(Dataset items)
>> START
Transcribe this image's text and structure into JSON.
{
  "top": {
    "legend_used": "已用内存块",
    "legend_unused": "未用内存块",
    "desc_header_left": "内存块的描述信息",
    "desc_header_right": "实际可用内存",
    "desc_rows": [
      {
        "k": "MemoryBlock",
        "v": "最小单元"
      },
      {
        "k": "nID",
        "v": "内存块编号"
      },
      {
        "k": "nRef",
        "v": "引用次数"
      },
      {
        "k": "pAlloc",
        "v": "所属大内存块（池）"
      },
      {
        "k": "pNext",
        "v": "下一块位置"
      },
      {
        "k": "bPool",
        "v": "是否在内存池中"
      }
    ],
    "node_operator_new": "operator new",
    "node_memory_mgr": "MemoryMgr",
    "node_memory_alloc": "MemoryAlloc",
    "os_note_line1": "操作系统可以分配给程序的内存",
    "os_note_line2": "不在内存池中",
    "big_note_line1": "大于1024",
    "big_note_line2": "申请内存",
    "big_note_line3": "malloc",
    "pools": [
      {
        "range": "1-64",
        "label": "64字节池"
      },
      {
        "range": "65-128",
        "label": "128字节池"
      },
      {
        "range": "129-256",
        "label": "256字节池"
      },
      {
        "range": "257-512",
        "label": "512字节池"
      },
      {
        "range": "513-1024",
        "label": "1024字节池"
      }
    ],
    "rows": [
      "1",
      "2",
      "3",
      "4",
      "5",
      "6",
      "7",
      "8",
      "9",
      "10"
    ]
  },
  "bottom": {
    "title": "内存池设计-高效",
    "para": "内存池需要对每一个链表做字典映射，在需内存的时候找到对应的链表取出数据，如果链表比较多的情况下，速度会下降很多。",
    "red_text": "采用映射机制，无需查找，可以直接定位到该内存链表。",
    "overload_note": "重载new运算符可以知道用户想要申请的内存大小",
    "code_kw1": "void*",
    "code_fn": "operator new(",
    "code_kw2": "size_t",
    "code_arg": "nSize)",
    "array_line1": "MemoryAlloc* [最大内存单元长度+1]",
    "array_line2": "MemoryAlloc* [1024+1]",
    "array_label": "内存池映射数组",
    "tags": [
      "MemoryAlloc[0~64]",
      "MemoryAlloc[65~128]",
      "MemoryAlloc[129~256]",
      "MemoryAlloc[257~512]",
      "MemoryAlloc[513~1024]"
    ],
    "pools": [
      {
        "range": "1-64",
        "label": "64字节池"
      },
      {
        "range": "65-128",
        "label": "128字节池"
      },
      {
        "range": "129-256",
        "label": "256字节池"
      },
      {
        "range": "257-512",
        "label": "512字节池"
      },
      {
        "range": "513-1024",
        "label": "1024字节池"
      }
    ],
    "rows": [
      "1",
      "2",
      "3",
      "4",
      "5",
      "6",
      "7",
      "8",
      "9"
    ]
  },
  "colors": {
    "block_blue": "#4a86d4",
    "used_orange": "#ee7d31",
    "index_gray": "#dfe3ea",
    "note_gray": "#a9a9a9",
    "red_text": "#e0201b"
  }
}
>> END
TASK DIRECTIONS: Here, the records must be output exactly and in full.

EXERCISE ANSWER:
Transcribe this image's text and structure into JSON.
{
  "top": {
    "legend_used": "已用内存块",
    "legend_unused": "未用内存块",
    "desc_header_left": "内存块的描述信息",
    "desc_header_right": "实际可用内存",
    "desc_rows": [
      {
        "k": "MemoryBlock",
        "v": "最小单元"
      },
      {
        "k": "nID",
        "v": "内存块编号"
      },
      {
        "k": "nRef",
        "v": "引用次数"
      },
      {
        "k": "pAlloc",
        "v": "所属大内存块（池）"
      },
      {
        "k": "pNext",
        "v": "下一块位置"
      },
      {
        "k": "bPool",
        "v": "是否在内存池中"
      }
    ],
    "node_operator_new": "operator new",
    "node_memory_mgr": "MemoryMgr",
    "node_memory_alloc": "MemoryAlloc",
    "os_note_line1": "操作系统可以分配给程序的内存",
    "os_note_line2": "不在内存池中",
    "big_note_line1": "大于1024",
    "big_note_line2": "申请内存",
    "big_note_line3": "malloc",
    "pools": [
      {
        "range": "1-64",
        "label": "64字节池"
      },
      {
        "range": "65-128",
        "label": "128字节池"
      },
      {
        "range": "129-256",
        "label": "256字节池"
      },
      {
        "range": "257-512",
        "label": "512字节池"
      },
      {
        "range": "513-1024",
        "label": "1024字节池"
      }
    ],
    "rows": [
      "1",
      "2",
      "3",
      "4",
      "5",
      "6",
      "7",
      "8",
      "9",
      "10"
    ]
  },
  "bottom": {
    "title": "内存池设计-高效",
    "para": "内存池需要对每一个链表做字典映射，在需内存的时候找到对应的链表取出数据，如果链表比较多的情况下，速度会下降很多。",
    "red_text": "采用映射机制，无需查找，可以直接定位到该内存链表。",
    "overload_note": "重载new运算符可以知道用户想要申请的内存大小",
    "code_kw1": "void*",
    "code_fn": "operator new(",
    "code_kw2": "size_t",
    "code_arg": "nSize)",
    "array_line1": "MemoryAlloc* [最大内存单元长度+1]",
    "array_line2": "MemoryAlloc* [1024+1]",
    "array_label": "内存池映射数组",
    "tags": [
      "MemoryAlloc[0~64]",
      "MemoryAlloc[65~128]",
      "MemoryAlloc[129~256]",
      "MemoryAlloc[257~512]",
      "MemoryAlloc[513~1024]"
    ],
    "pools": [
      {
        "range": "1-64",
        "label": "64字节池"
      },
      {
        "range": "65-128",
        "label": "128字节池"
      },
      {
        "range": "129-256",
        "label": "256字节池"
      },
      {
        "range": "257-512",
        "label": "512字节池"
      },
      {
        "range": "513-1024",
        "label": "1024字节池"
      }
    ],
    "rows": [
      "1",
      "2",
      "3",
      "4",
      "5",
      "6",
      "7",
      "8",
      "9"
    ]
  },
  "colors": {
    "block_blue": "#4a86d4",
    "used_orange": "#ee7d31",
    "index_gray": "#dfe3ea",
    "note_gray": "#a9a9a9",
    "red_text": "#e0201b"
  }
}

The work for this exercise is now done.